Saved entries:
###

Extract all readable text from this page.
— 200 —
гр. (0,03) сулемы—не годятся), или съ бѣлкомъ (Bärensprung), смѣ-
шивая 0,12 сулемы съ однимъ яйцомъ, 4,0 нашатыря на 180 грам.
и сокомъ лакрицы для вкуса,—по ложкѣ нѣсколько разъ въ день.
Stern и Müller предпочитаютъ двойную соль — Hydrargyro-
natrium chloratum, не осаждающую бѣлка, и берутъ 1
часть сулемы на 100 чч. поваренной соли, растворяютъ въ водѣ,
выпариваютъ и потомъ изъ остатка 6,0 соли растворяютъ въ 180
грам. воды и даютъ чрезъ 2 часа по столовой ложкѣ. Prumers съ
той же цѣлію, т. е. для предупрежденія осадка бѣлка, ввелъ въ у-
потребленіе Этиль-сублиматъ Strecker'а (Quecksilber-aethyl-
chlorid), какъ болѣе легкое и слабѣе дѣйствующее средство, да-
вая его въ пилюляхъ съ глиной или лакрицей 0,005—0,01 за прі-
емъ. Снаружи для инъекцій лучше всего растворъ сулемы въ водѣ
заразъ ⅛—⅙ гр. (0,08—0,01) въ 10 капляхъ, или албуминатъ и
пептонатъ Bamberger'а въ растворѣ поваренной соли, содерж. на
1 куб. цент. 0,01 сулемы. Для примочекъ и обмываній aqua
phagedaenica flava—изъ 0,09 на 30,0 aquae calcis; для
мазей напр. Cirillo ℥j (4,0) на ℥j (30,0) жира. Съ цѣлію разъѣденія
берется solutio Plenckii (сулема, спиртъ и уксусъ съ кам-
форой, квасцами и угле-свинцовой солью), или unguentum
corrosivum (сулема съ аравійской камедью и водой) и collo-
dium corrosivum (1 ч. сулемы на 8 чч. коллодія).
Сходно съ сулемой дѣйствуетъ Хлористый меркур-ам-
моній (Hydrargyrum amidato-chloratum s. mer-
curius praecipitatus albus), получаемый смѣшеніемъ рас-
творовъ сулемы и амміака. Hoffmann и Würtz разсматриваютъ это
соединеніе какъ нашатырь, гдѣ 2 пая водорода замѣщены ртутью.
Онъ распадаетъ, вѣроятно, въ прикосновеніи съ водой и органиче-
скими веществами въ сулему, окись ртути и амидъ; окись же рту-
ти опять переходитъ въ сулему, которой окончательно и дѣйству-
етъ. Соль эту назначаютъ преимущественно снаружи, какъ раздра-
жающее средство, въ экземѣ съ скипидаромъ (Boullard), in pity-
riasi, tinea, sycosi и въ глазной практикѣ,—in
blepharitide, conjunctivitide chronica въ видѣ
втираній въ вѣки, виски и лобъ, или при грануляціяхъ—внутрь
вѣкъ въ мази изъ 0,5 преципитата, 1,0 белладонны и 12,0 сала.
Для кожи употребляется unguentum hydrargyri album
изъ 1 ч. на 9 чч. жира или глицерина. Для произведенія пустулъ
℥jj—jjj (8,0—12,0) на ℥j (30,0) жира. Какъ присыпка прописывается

###

## Exercise details
Go through the listing above and work out how many lines contain the string "бѣлка". Reply with the number alone.

## Output below
2